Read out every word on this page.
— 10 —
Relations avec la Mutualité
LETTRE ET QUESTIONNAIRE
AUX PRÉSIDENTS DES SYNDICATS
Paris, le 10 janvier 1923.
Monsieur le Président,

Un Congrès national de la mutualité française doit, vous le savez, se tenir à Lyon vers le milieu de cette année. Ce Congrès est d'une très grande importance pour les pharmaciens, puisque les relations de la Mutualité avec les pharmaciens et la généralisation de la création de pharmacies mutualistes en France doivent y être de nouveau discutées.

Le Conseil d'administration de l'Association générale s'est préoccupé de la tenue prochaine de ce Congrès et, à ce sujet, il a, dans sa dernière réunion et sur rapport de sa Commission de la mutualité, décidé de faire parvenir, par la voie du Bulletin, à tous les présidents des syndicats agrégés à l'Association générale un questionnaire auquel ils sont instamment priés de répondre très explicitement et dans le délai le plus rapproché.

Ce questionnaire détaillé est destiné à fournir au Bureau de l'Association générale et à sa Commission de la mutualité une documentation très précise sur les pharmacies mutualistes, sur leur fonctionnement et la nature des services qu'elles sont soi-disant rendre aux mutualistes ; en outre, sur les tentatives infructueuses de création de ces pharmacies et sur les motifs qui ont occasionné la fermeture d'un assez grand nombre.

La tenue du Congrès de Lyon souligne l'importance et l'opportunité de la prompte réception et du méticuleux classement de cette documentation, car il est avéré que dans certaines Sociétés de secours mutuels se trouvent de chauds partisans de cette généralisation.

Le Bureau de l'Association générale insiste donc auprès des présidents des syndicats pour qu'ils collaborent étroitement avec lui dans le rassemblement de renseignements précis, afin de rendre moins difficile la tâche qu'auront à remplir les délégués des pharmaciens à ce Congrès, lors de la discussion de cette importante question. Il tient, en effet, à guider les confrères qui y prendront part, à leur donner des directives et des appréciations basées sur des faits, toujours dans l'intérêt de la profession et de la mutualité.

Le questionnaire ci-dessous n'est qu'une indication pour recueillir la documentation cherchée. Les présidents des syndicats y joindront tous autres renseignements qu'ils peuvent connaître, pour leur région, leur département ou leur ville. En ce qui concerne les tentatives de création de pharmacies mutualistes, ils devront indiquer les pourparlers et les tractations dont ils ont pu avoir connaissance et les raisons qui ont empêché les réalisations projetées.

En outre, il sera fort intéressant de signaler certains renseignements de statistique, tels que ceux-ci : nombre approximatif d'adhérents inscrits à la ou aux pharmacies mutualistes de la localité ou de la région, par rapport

**DESCRIPTION OF THE TASK:** For each line above that contains the word "tenue", copy that line.

**FULL SOLUTION:**
Le Conseil d'administration de l'Association générale s'est préoccupé de la tenue prochaine de ce Congrès et, à ce sujet, il a, dans sa dernière réunion et sur rapport de sa Commission de la mutualité, décidé de faire parvenir, par la voie du Bulletin, à tous les présidents des syndicats agrégés à l'Association générale un questionnaire auquel ils sont instamment priés de répondre très explicitement et dans le délai le plus rapproché.
La tenue du Congrès de Lyon souligne l'importance et l'opportunité de la prompte réception et du méticuleux classement de cette documentation, car il est avéré que dans certaines Sociétés de secours mutuels se trouvent de chauds partisans de cette généralisation.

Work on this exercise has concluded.